**Dataset entries**
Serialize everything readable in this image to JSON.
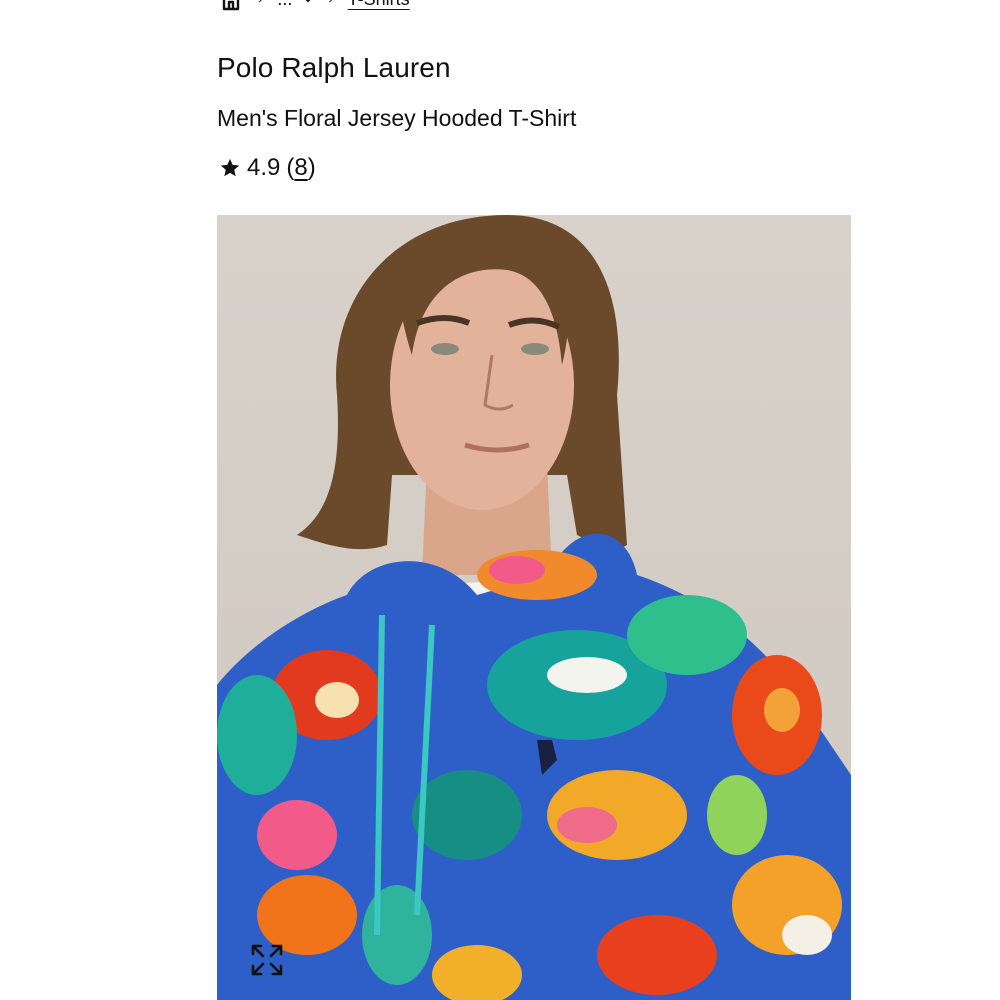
{
  "breadcrumb": {
    "home_icon": "home-icon",
    "more_label": "...",
    "more_icon": "chevron-down-icon",
    "current_link": "T-Shirts"
  },
  "product": {
    "brand": "Polo Ralph Lauren",
    "name": "Men's Floral Jersey Hooded T-Shirt",
    "rating_value": "4.9",
    "rating_open": "(",
    "rating_count": "8",
    "rating_close": ")",
    "star_icon": "star-icon"
  },
  "image": {
    "expand_icon": "expand-icon"
  }
}
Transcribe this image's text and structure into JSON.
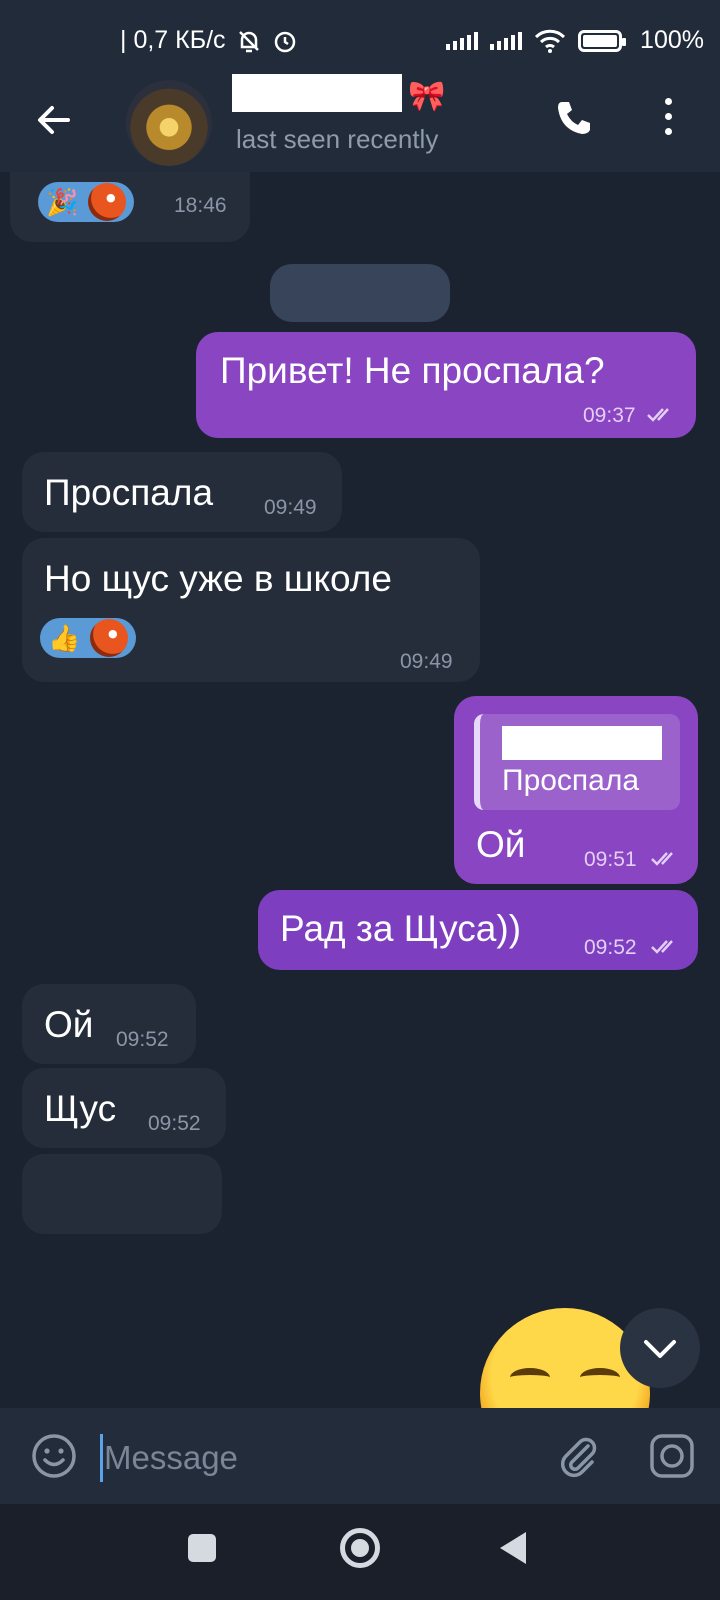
{
  "status_bar": {
    "speed": "| 0,7 КБ/с",
    "battery": "100%",
    "icons": [
      "mute-bell-icon",
      "alarm-icon",
      "signal-icon",
      "signal-icon",
      "wifi-icon",
      "battery-icon"
    ]
  },
  "header": {
    "status": "last seen recently",
    "icons": [
      "back-arrow-icon",
      "phone-icon",
      "more-vert-icon"
    ]
  },
  "messages": [
    {
      "dir": "in",
      "text": "",
      "time": "18:46",
      "reactions": [
        "🎉"
      ]
    },
    {
      "dir": "out",
      "text": "Привет! Не проспала?",
      "time": "09:37"
    },
    {
      "dir": "in",
      "text": "Проспала",
      "time": "09:49"
    },
    {
      "dir": "in",
      "text": "Но щус уже в школе",
      "time": "09:49",
      "reactions": [
        "👍"
      ]
    },
    {
      "dir": "out",
      "text": "Ой",
      "time": "09:51",
      "reply": {
        "text": "Проспала"
      }
    },
    {
      "dir": "out",
      "text": "Рад за Щуса))",
      "time": "09:52"
    },
    {
      "dir": "in",
      "text": "Ой",
      "time": "09:52"
    },
    {
      "dir": "in",
      "text": "Щус",
      "time": "09:52"
    }
  ],
  "input": {
    "placeholder": "Message",
    "icons": [
      "emoji-icon",
      "attach-icon",
      "camera-icon"
    ]
  },
  "colors": {
    "background": "#1b2230",
    "incoming_bubble": "#252d3a",
    "outgoing_bubble": "#8a45c2",
    "reaction_pill": "#5a9ad7"
  }
}
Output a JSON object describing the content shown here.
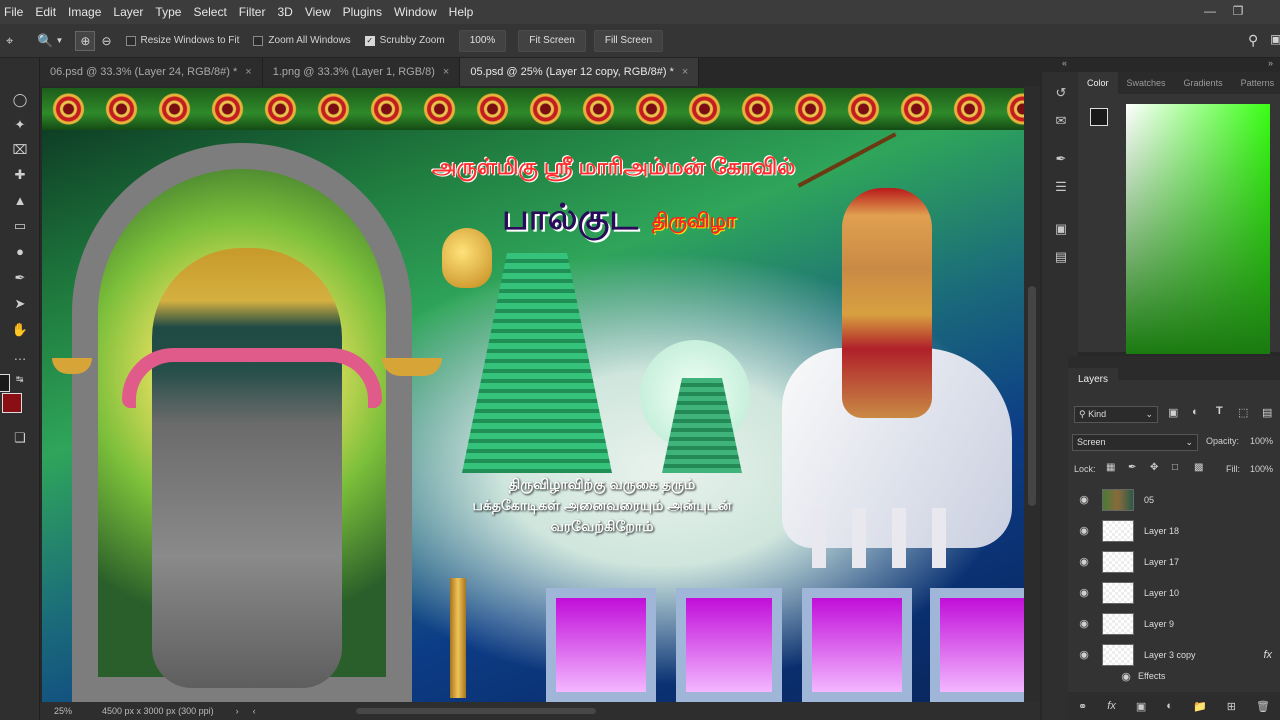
{
  "menu": [
    "File",
    "Edit",
    "Image",
    "Layer",
    "Type",
    "Select",
    "Filter",
    "3D",
    "View",
    "Plugins",
    "Window",
    "Help"
  ],
  "options": {
    "resize": "Resize Windows to Fit",
    "zoom_all": "Zoom All Windows",
    "scrubby": "Scrubby Zoom",
    "zoom_value": "100%",
    "fit": "Fit Screen",
    "fill": "Fill Screen"
  },
  "tabs": [
    {
      "label": "06.psd @ 33.3% (Layer 24, RGB/8#) *"
    },
    {
      "label": "1.png @ 33.3% (Layer 1, RGB/8)"
    },
    {
      "label": "05.psd @ 25% (Layer 12 copy, RGB/8#) *"
    }
  ],
  "art": {
    "title_line1": "அருள்மிகு ஸ்ரீ மாரிஅம்மன் கோவில்",
    "title_main": "பால்குட",
    "title_sub": "திருவிழா",
    "welcome1": "திருவிழாவிற்கு வருகை தரும்",
    "welcome2": "பக்தகோடிகள் அனைவரையும் அன்புடன்",
    "welcome3": "வரவேற்கிறோம்"
  },
  "status": {
    "zoom": "25%",
    "dims": "4500 px x 3000 px (300 ppi)"
  },
  "color_panel": {
    "tabs": [
      "Color",
      "Swatches",
      "Gradients",
      "Patterns"
    ],
    "fg": "#1a1a1a",
    "bg": "#8a0f14"
  },
  "layers": {
    "title": "Layers",
    "kind": "Kind",
    "blend": "Screen",
    "opacity_label": "Opacity:",
    "opacity": "100%",
    "lock_label": "Lock:",
    "fill_label": "Fill:",
    "fill": "100%",
    "items": [
      {
        "name": "05"
      },
      {
        "name": "Layer 18"
      },
      {
        "name": "Layer 17"
      },
      {
        "name": "Layer 10"
      },
      {
        "name": "Layer 9"
      },
      {
        "name": "Layer 3 copy"
      }
    ],
    "effects": "Effects",
    "fx": "fx"
  }
}
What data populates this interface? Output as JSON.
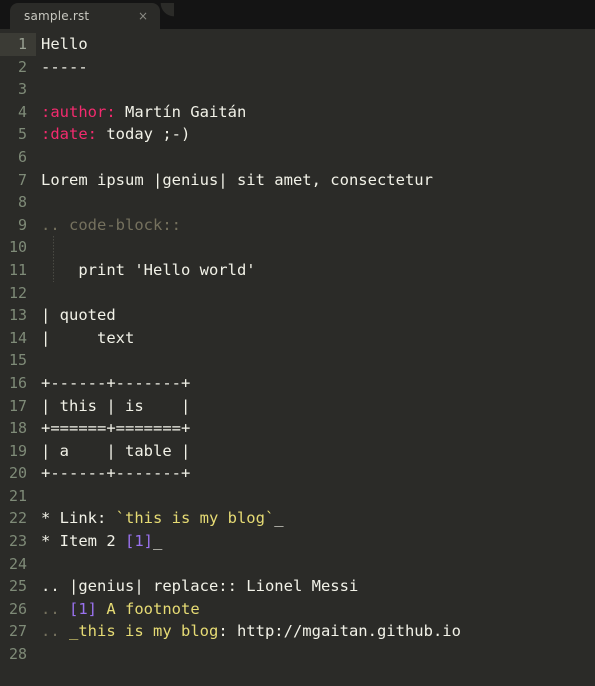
{
  "window": {
    "background": "#2b2b28",
    "tabbar_background": "#141414"
  },
  "tab": {
    "label": "sample.rst",
    "close_glyph": "×"
  },
  "editor": {
    "current_line": 1,
    "total_lines": 28,
    "colors": {
      "text": "#f2f2e8",
      "gutter": "#7f8b78",
      "field": "#f32b6e",
      "comment": "#75715e",
      "string": "#e6db74",
      "number": "#9a72f0",
      "current_line_gutter_bg": "#3b3b35"
    },
    "lines": [
      {
        "n": "1",
        "tokens": [
          {
            "t": "Hello",
            "c": "plain"
          }
        ]
      },
      {
        "n": "2",
        "tokens": [
          {
            "t": "-----",
            "c": "plain"
          }
        ]
      },
      {
        "n": "3",
        "tokens": []
      },
      {
        "n": "4",
        "tokens": [
          {
            "t": ":author:",
            "c": "field"
          },
          {
            "t": " Martín Gaitán",
            "c": "plain"
          }
        ]
      },
      {
        "n": "5",
        "tokens": [
          {
            "t": ":date:",
            "c": "field"
          },
          {
            "t": " today ;-)",
            "c": "plain"
          }
        ]
      },
      {
        "n": "6",
        "tokens": []
      },
      {
        "n": "7",
        "tokens": [
          {
            "t": "Lorem ipsum |genius| sit amet, consectetur",
            "c": "plain"
          }
        ]
      },
      {
        "n": "8",
        "tokens": []
      },
      {
        "n": "9",
        "tokens": [
          {
            "t": ".. code-block::",
            "c": "comment"
          }
        ]
      },
      {
        "n": "10",
        "tokens": []
      },
      {
        "n": "11",
        "tokens": [
          {
            "t": "    print 'Hello world'",
            "c": "plain"
          }
        ]
      },
      {
        "n": "12",
        "tokens": []
      },
      {
        "n": "13",
        "tokens": [
          {
            "t": "| quoted",
            "c": "plain"
          }
        ]
      },
      {
        "n": "14",
        "tokens": [
          {
            "t": "|     text",
            "c": "plain"
          }
        ]
      },
      {
        "n": "15",
        "tokens": []
      },
      {
        "n": "16",
        "tokens": [
          {
            "t": "+------+-------+",
            "c": "plain"
          }
        ]
      },
      {
        "n": "17",
        "tokens": [
          {
            "t": "| this | is    |",
            "c": "plain"
          }
        ]
      },
      {
        "n": "18",
        "tokens": [
          {
            "t": "+======+=======+",
            "c": "plain"
          }
        ]
      },
      {
        "n": "19",
        "tokens": [
          {
            "t": "| a    | table |",
            "c": "plain"
          }
        ]
      },
      {
        "n": "20",
        "tokens": [
          {
            "t": "+------+-------+",
            "c": "plain"
          }
        ]
      },
      {
        "n": "21",
        "tokens": []
      },
      {
        "n": "22",
        "tokens": [
          {
            "t": "* Link: ",
            "c": "plain"
          },
          {
            "t": "`this is my blog`",
            "c": "string"
          },
          {
            "t": "_",
            "c": "plain"
          }
        ]
      },
      {
        "n": "23",
        "tokens": [
          {
            "t": "* Item 2 ",
            "c": "plain"
          },
          {
            "t": "[1]",
            "c": "number"
          },
          {
            "t": "_",
            "c": "plain"
          }
        ]
      },
      {
        "n": "24",
        "tokens": []
      },
      {
        "n": "25",
        "tokens": [
          {
            "t": ".. |genius| replace:: Lionel Messi",
            "c": "plain"
          }
        ]
      },
      {
        "n": "26",
        "tokens": [
          {
            "t": ".. ",
            "c": "comment"
          },
          {
            "t": "[1]",
            "c": "number"
          },
          {
            "t": " A footnote",
            "c": "string"
          }
        ]
      },
      {
        "n": "27",
        "tokens": [
          {
            "t": ".. ",
            "c": "comment"
          },
          {
            "t": "_this is my blog",
            "c": "string"
          },
          {
            "t": ": http://mgaitan.github.io",
            "c": "plain"
          }
        ]
      },
      {
        "n": "28",
        "tokens": []
      }
    ]
  }
}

**What you have to do**
Lines containing the word "JSON" are to be tallied; report only the total.

**Problem solution**
4